§ Exercise objective:
Transcribe all the records with complete accuracy.

§ Extracts from a graphics dataset:
----
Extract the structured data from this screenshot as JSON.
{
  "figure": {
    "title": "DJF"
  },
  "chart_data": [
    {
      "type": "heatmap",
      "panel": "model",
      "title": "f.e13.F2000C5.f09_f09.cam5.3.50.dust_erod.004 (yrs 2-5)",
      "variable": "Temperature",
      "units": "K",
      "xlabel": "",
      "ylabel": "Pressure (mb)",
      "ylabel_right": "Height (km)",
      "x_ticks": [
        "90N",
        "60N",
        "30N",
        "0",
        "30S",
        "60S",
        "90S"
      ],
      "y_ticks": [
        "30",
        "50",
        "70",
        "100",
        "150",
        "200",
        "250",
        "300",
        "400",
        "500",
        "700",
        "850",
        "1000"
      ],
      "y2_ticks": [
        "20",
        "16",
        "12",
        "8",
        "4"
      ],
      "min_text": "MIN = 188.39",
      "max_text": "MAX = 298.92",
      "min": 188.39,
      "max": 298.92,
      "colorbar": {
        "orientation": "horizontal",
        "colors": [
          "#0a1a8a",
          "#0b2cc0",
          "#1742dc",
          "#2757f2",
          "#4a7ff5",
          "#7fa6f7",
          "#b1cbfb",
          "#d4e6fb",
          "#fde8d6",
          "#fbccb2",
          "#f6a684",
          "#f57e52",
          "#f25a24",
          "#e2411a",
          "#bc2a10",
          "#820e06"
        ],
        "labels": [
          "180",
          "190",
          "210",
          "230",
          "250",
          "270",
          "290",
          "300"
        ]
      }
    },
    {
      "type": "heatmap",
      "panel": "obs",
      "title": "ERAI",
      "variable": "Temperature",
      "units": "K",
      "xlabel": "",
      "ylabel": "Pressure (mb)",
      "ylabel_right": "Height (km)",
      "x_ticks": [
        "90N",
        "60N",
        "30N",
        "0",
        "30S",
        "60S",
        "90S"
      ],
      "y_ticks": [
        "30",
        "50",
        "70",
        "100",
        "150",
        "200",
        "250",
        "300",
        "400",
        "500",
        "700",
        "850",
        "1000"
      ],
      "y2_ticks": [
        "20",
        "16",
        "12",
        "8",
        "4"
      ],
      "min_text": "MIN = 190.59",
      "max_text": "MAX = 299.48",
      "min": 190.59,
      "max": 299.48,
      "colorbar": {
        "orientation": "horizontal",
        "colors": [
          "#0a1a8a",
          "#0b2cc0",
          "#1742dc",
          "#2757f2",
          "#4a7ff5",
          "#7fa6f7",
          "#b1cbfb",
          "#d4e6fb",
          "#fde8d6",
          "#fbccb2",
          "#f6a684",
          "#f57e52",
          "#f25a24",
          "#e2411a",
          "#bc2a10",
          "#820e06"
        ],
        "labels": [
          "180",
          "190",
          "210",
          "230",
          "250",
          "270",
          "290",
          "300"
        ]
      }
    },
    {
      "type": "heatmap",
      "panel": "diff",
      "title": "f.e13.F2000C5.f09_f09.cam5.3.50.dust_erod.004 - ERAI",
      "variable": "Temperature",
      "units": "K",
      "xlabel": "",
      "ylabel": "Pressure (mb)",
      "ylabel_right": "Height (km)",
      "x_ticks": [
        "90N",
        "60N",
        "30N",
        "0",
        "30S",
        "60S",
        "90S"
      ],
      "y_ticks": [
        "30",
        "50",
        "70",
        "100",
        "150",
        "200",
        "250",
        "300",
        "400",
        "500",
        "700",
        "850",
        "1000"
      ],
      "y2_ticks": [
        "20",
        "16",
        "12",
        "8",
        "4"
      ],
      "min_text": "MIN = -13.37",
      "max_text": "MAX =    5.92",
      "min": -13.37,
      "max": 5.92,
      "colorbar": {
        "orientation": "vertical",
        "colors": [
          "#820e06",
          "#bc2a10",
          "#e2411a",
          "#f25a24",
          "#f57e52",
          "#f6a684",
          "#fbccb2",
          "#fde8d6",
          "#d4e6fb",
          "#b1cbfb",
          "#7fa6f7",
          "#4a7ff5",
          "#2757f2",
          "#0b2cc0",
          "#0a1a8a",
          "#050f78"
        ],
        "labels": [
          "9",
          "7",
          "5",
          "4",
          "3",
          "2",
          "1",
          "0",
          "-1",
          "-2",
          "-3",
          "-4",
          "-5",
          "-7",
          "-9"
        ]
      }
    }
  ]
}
----
§ Full response:
Extract the structured data from this screenshot as JSON.
{
  "figure": {
    "title": "DJF"
  },
  "chart_data": [
    {
      "type": "heatmap",
      "panel": "model",
      "title": "f.e13.F2000C5.f09_f09.cam5.3.50.dust_erod.004 (yrs 2-5)",
      "variable": "Temperature",
      "units": "K",
      "xlabel": "",
      "ylabel": "Pressure (mb)",
      "ylabel_right": "Height (km)",
      "x_ticks": [
        "90N",
        "60N",
        "30N",
        "0",
        "30S",
        "60S",
        "90S"
      ],
      "y_ticks": [
        "30",
        "50",
        "70",
        "100",
        "150",
        "200",
        "250",
        "300",
        "400",
        "500",
        "700",
        "850",
        "1000"
      ],
      "y2_ticks": [
        "20",
        "16",
        "12",
        "8",
        "4"
      ],
      "min_text": "MIN = 188.39",
      "max_text": "MAX = 298.92",
      "min": 188.39,
      "max": 298.92,
      "colorbar": {
        "orientation": "horizontal",
        "colors": [
          "#0a1a8a",
          "#0b2cc0",
          "#1742dc",
          "#2757f2",
          "#4a7ff5",
          "#7fa6f7",
          "#b1cbfb",
          "#d4e6fb",
          "#fde8d6",
          "#fbccb2",
          "#f6a684",
          "#f57e52",
          "#f25a24",
          "#e2411a",
          "#bc2a10",
          "#820e06"
        ],
        "labels": [
          "180",
          "190",
          "210",
          "230",
          "250",
          "270",
          "290",
          "300"
        ]
      }
    },
    {
      "type": "heatmap",
      "panel": "obs",
      "title": "ERAI",
      "variable": "Temperature",
      "units": "K",
      "xlabel": "",
      "ylabel": "Pressure (mb)",
      "ylabel_right": "Height (km)",
      "x_ticks": [
        "90N",
        "60N",
        "30N",
        "0",
        "30S",
        "60S",
        "90S"
      ],
      "y_ticks": [
        "30",
        "50",
        "70",
        "100",
        "150",
        "200",
        "250",
        "300",
        "400",
        "500",
        "700",
        "850",
        "1000"
      ],
      "y2_ticks": [
        "20",
        "16",
        "12",
        "8",
        "4"
      ],
      "min_text": "MIN = 190.59",
      "max_text": "MAX = 299.48",
      "min": 190.59,
      "max": 299.48,
      "colorbar": {
        "orientation": "horizontal",
        "colors": [
          "#0a1a8a",
          "#0b2cc0",
          "#1742dc",
          "#2757f2",
          "#4a7ff5",
          "#7fa6f7",
          "#b1cbfb",
          "#d4e6fb",
          "#fde8d6",
          "#fbccb2",
          "#f6a684",
          "#f57e52",
          "#f25a24",
          "#e2411a",
          "#bc2a10",
          "#820e06"
        ],
        "labels": [
          "180",
          "190",
          "210",
          "230",
          "250",
          "270",
          "290",
          "300"
        ]
      }
    },
    {
      "type": "heatmap",
      "panel": "diff",
      "title": "f.e13.F2000C5.f09_f09.cam5.3.50.dust_erod.004 - ERAI",
      "variable": "Temperature",
      "units": "K",
      "xlabel": "",
      "ylabel": "Pressure (mb)",
      "ylabel_right": "Height (km)",
      "x_ticks": [
        "90N",
        "60N",
        "30N",
        "0",
        "30S",
        "60S",
        "90S"
      ],
      "y_ticks": [
        "30",
        "50",
        "70",
        "100",
        "150",
        "200",
        "250",
        "300",
        "400",
        "500",
        "700",
        "850",
        "1000"
      ],
      "y2_ticks": [
        "20",
        "16",
        "12",
        "8",
        "4"
      ],
      "min_text": "MIN = -13.37",
      "max_text": "MAX =    5.92",
      "min": -13.37,
      "max": 5.92,
      "colorbar": {
        "orientation": "vertical",
        "colors": [
          "#820e06",
          "#bc2a10",
          "#e2411a",
          "#f25a24",
          "#f57e52",
          "#f6a684",
          "#fbccb2",
          "#fde8d6",
          "#d4e6fb",
          "#b1cbfb",
          "#7fa6f7",
          "#4a7ff5",
          "#2757f2",
          "#0b2cc0",
          "#0a1a8a",
          "#050f78"
        ],
        "labels": [
          "9",
          "7",
          "5",
          "4",
          "3",
          "2",
          "1",
          "0",
          "-1",
          "-2",
          "-3",
          "-4",
          "-5",
          "-7",
          "-9"
        ]
      }
    }
  ]
}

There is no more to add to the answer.